- _Exercise instructions_
Exactly as written, print each record in the listing.

= = = =

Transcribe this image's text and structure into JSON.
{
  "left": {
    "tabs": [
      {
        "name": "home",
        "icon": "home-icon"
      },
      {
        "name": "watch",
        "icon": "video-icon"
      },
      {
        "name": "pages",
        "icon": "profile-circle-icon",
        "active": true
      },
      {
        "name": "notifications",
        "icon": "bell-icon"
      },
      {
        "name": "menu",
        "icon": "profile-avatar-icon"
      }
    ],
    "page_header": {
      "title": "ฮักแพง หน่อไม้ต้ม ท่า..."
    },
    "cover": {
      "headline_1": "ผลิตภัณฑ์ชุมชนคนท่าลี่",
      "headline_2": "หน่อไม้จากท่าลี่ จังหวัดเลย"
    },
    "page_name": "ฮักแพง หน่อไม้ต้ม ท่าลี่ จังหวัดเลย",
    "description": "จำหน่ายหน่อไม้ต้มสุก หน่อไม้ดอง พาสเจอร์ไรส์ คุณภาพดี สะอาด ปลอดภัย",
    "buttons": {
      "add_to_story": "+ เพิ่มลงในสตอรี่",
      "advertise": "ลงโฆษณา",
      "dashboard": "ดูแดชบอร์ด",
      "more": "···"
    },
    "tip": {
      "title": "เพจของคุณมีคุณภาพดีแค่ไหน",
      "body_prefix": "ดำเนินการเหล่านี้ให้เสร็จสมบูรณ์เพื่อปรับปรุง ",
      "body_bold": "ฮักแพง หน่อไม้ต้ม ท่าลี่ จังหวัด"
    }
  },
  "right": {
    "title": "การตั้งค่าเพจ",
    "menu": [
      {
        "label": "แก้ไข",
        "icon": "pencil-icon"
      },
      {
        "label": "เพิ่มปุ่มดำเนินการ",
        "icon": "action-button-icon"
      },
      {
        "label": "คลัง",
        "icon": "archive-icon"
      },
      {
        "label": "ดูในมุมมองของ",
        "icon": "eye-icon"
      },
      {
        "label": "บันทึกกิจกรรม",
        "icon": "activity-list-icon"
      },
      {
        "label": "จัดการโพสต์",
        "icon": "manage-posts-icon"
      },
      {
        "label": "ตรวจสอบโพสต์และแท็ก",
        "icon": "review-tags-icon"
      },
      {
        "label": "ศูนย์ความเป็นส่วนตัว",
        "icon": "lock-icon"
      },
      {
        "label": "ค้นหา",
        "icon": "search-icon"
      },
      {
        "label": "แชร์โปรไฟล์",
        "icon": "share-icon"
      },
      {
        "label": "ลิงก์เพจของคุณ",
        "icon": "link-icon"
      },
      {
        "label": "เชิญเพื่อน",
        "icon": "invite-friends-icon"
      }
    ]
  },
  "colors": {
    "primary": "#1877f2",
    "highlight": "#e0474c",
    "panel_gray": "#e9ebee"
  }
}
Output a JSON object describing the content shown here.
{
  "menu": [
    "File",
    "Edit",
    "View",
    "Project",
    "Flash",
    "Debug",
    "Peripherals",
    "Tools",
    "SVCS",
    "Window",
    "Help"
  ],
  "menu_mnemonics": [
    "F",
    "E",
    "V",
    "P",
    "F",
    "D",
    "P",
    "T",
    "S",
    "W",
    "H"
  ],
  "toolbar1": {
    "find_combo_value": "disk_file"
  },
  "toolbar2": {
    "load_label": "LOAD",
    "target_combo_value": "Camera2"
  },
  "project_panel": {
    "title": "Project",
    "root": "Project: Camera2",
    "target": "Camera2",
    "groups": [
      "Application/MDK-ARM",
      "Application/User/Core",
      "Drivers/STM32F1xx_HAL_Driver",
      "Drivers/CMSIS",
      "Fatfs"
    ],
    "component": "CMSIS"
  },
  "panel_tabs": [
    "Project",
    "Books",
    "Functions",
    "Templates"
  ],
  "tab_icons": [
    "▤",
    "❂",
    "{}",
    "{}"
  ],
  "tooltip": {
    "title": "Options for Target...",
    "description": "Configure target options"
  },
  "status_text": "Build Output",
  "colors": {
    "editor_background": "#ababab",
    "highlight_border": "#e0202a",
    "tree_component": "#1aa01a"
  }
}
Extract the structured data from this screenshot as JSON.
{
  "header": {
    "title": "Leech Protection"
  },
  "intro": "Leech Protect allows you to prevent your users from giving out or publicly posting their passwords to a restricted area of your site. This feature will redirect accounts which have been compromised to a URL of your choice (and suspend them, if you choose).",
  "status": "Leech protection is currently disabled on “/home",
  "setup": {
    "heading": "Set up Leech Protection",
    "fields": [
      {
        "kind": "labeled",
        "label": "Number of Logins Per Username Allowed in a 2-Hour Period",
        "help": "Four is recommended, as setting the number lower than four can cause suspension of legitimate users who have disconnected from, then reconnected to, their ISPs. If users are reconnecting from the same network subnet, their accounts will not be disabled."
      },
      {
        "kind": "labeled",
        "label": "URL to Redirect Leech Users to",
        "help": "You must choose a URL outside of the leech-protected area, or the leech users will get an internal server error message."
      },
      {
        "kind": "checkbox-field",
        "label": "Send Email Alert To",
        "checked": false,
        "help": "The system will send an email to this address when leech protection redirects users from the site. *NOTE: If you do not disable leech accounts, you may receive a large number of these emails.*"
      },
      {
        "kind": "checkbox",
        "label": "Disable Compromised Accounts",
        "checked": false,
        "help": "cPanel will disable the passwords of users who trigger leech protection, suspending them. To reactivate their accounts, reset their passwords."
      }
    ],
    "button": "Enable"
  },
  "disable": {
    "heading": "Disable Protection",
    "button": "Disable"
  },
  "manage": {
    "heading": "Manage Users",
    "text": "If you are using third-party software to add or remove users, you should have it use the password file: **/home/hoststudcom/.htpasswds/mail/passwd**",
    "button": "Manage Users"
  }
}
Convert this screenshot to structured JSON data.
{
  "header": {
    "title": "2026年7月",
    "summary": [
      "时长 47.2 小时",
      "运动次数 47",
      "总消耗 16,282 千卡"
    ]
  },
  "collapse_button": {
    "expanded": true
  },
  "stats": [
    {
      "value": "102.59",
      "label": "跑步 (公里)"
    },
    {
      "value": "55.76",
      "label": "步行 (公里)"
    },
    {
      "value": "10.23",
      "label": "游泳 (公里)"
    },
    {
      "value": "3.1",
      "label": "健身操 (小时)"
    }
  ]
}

= = = =

- _Reply to the exercise_
Transcribe this image's text and structure into JSON.
{
  "left": {
    "tabs": [
      {
        "name": "home",
        "icon": "home-icon"
      },
      {
        "name": "watch",
        "icon": "video-icon"
      },
      {
        "name": "pages",
        "icon": "profile-circle-icon",
        "active": true
      },
      {
        "name": "notifications",
        "icon": "bell-icon"
      },
      {
        "name": "menu",
        "icon": "profile-avatar-icon"
      }
    ],
    "page_header": {
      "title": "ฮักแพง หน่อไม้ต้ม ท่า..."
    },
    "cover": {
      "headline_1": "ผลิตภัณฑ์ชุมชนคนท่าลี่",
      "headline_2": "หน่อไม้จากท่าลี่ จังหวัดเลย"
    },
    "page_name": "ฮักแพง หน่อไม้ต้ม ท่าลี่ จังหวัดเลย",
    "description": "จำหน่ายหน่อไม้ต้มสุก หน่อไม้ดอง พาสเจอร์ไรส์ คุณภาพดี สะอาด ปลอดภัย",
    "buttons": {
      "add_to_story": "+ เพิ่มลงในสตอรี่",
      "advertise": "ลงโฆษณา",
      "dashboard": "ดูแดชบอร์ด",
      "more": "···"
    },
    "tip": {
      "title": "เพจของคุณมีคุณภาพดีแค่ไหน",
      "body_prefix": "ดำเนินการเหล่านี้ให้เสร็จสมบูรณ์เพื่อปรับปรุง ",
      "body_bold": "ฮักแพง หน่อไม้ต้ม ท่าลี่ จังหวัด"
    }
  },
  "right": {
    "title": "การตั้งค่าเพจ",
    "menu": [
      {
        "label": "แก้ไข",
        "icon": "pencil-icon"
      },
      {
        "label": "เพิ่มปุ่มดำเนินการ",
        "icon": "action-button-icon"
      },
      {
        "label": "คลัง",
        "icon": "archive-icon"
      },
      {
        "label": "ดูในมุมมองของ",
        "icon": "eye-icon"
      },
      {
        "label": "บันทึกกิจกรรม",
        "icon": "activity-list-icon"
      },
      {
        "label": "จัดการโพสต์",
        "icon": "manage-posts-icon"
      },
      {
        "label": "ตรวจสอบโพสต์และแท็ก",
        "icon": "review-tags-icon"
      },
      {
        "label": "ศูนย์ความเป็นส่วนตัว",
        "icon": "lock-icon"
      },
      {
        "label": "ค้นหา",
        "icon": "search-icon"
      },
      {
        "label": "แชร์โปรไฟล์",
        "icon": "share-icon"
      },
      {
        "label": "ลิงก์เพจของคุณ",
        "icon": "link-icon"
      },
      {
        "label": "เชิญเพื่อน",
        "icon": "invite-friends-icon"
      }
    ]
  },
  "colors": {
    "primary": "#1877f2",
    "highlight": "#e0474c",
    "panel_gray": "#e9ebee"
  }
}
Output a JSON object describing the content shown here.
{
  "menu": [
    "File",
    "Edit",
    "View",
    "Project",
    "Flash",
    "Debug",
    "Peripherals",
    "Tools",
    "SVCS",
    "Window",
    "Help"
  ],
  "menu_mnemonics": [
    "F",
    "E",
    "V",
    "P",
    "F",
    "D",
    "P",
    "T",
    "S",
    "W",
    "H"
  ],
  "toolbar1": {
    "find_combo_value": "disk_file"
  },
  "toolbar2": {
    "load_label": "LOAD",
    "target_combo_value": "Camera2"
  },
  "project_panel": {
    "title": "Project",
    "root": "Project: Camera2",
    "target": "Camera2",
    "groups": [
      "Application/MDK-ARM",
      "Application/User/Core",
      "Drivers/STM32F1xx_HAL_Driver",
      "Drivers/CMSIS",
      "Fatfs"
    ],
    "component": "CMSIS"
  },
  "panel_tabs": [
    "Project",
    "Books",
    "Functions",
    "Templates"
  ],
  "tab_icons": [
    "▤",
    "❂",
    "{}",
    "{}"
  ],
  "tooltip": {
    "title": "Options for Target...",
    "description": "Configure target options"
  },
  "status_text": "Build Output",
  "colors": {
    "editor_background": "#ababab",
    "highlight_border": "#e0202a",
    "tree_component": "#1aa01a"
  }
}
Extract the structured data from this screenshot as JSON.
{
  "header": {
    "title": "Leech Protection"
  },
  "intro": "Leech Protect allows you to prevent your users from giving out or publicly posting their passwords to a restricted area of your site. This feature will redirect accounts which have been compromised to a URL of your choice (and suspend them, if you choose).",
  "status": "Leech protection is currently disabled on “/home",
  "setup": {
    "heading": "Set up Leech Protection",
    "fields": [
      {
        "kind": "labeled",
        "label": "Number of Logins Per Username Allowed in a 2-Hour Period",
        "help": "Four is recommended, as setting the number lower than four can cause suspension of legitimate users who have disconnected from, then reconnected to, their ISPs. If users are reconnecting from the same network subnet, their accounts will not be disabled."
      },
      {
        "kind": "labeled",
        "label": "URL to Redirect Leech Users to",
        "help": "You must choose a URL outside of the leech-protected area, or the leech users will get an internal server error message."
      },
      {
        "kind": "checkbox-field",
        "label": "Send Email Alert To",
        "checked": false,
        "help": "The system will send an email to this address when leech protection redirects users from the site. *NOTE: If you do not disable leech accounts, you may receive a large number of these emails.*"
      },
      {
        "kind": "checkbox",
        "label": "Disable Compromised Accounts",
        "checked": false,
        "help": "cPanel will disable the passwords of users who trigger leech protection, suspending them. To reactivate their accounts, reset their passwords."
      }
    ],
    "button": "Enable"
  },
  "disable": {
    "heading": "Disable Protection",
    "button": "Disable"
  },
  "manage": {
    "heading": "Manage Users",
    "text": "If you are using third-party software to add or remove users, you should have it use the password file: **/home/hoststudcom/.htpasswds/mail/passwd**",
    "button": "Manage Users"
  }
}
Convert this screenshot to structured JSON data.
{
  "header": {
    "title": "2026年7月",
    "summary": [
      "时长 47.2 小时",
      "运动次数 47",
      "总消耗 16,282 千卡"
    ]
  },
  "collapse_button": {
    "expanded": true
  },
  "stats": [
    {
      "value": "102.59",
      "label": "跑步 (公里)"
    },
    {
      "value": "55.76",
      "label": "步行 (公里)"
    },
    {
      "value": "10.23",
      "label": "游泳 (公里)"
    },
    {
      "value": "3.1",
      "label": "健身操 (小时)"
    }
  ]
}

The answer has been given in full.